[SCHRIFTLICHE AUFGABE A]
Schreib den Abschnitt der Kolumne von „Loys Capital Kolumne“ bis einschließlich „dieses Argument gelten.“ noch einmal ab und ersetze dabei „Banken“ durch „Kreditinstituten“.
[SCHRIFTLICHE AUFGABE B]
Seit welchem Ereignis gelten Banken laut der Kolumne als systemrelevant?

[ANGEZEIGTER TEXT]
::::
Marktberichte

Loys Capital Kolumne vom 27.06.2023

MiFID-Eigentor soll annulliert werden

Der Finanzsektor gehört traditionell zu den am dichtesten regulierten Branchen der Wirtschaft. Angesichts seiner bedeutenden und sensiblen Rolle gibt es gute Gründe für ein enges Netz aus Rahmenbedingungen und Leitplanken. Gerade bei Banken, die seit der amerikanischen Subprime-Krise im Jahre 2007 als systemrelevant eingestuft werden, ist ein kluges Regelwerk wünschenswert und nachvollziehbar. Vor allem für Institute mit großem Kreditgeschäft dürfte dieses Argument gelten.
::::
[DATENSÄTZE]
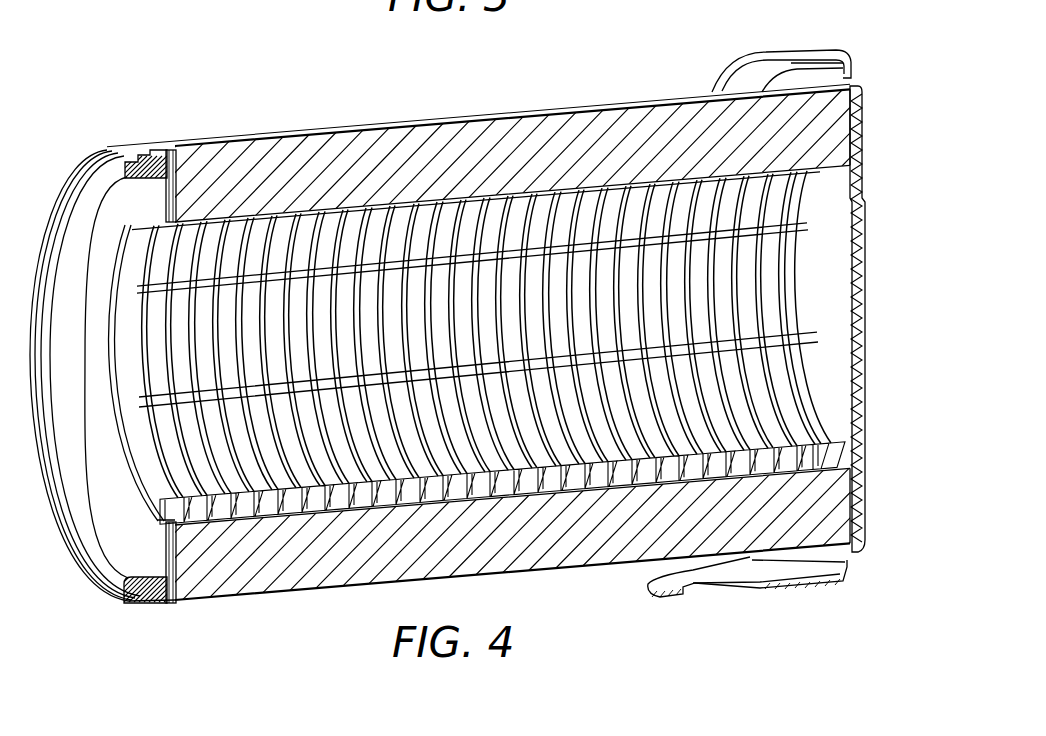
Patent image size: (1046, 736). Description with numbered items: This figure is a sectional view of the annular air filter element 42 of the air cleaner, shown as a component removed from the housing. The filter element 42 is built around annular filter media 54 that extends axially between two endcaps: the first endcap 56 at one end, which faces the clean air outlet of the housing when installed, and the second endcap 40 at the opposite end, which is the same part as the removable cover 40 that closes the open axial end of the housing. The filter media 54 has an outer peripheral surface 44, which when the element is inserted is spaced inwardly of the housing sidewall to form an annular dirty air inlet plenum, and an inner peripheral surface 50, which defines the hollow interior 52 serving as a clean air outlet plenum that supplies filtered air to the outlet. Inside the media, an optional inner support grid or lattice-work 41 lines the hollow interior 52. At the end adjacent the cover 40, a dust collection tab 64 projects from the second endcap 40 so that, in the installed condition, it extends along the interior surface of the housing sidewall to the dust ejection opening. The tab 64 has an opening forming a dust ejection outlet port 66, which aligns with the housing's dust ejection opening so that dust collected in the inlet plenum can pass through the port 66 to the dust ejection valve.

The cover 40 is at (803, 50).
The inner support grid or lattice-work 41 is at (253, 443).
The annular air filter element 42 is at (684, 93).
The outer peripheral surface 44 is at (580, 102).
The inner peripheral surface 50 is at (390, 215).
The hollow interior 52 is at (511, 343).
The annular filter media 54 is at (630, 143).
The first endcap 56 is at (92, 173).
The dust collection tab 64 is at (625, 601).
The dust ejection outlet port 66 is at (716, 590).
::::
[SCHRIFTLICHE ANTWORT A]
Loys Capital Kolumne vom 27.06.2023

MiFID-Eigentor soll annulliert werden

Der Finanzsektor gehört traditionell zu den am dichtesten regulierten Branchen der Wirtschaft. Angesichts seiner bedeutenden und sensiblen Rolle gibt es gute Gründe für ein enges Netz aus Rahmenbedingungen und Leitplanken. Gerade bei Kreditinstituten, die seit der amerikanischen Subprime-Krise im Jahre 2007 als systemrelevant eingestuft werden, ist ein kluges Regelwerk wünschenswert und nachvollziehbar. Vor allem für Institute mit großem Kreditgeschäft dürfte dieses Argument gelten.

[SCHRIFTLICHE ANTWORT B]
Seit der amerikanischen Subprime-Krise im Jahre 2007.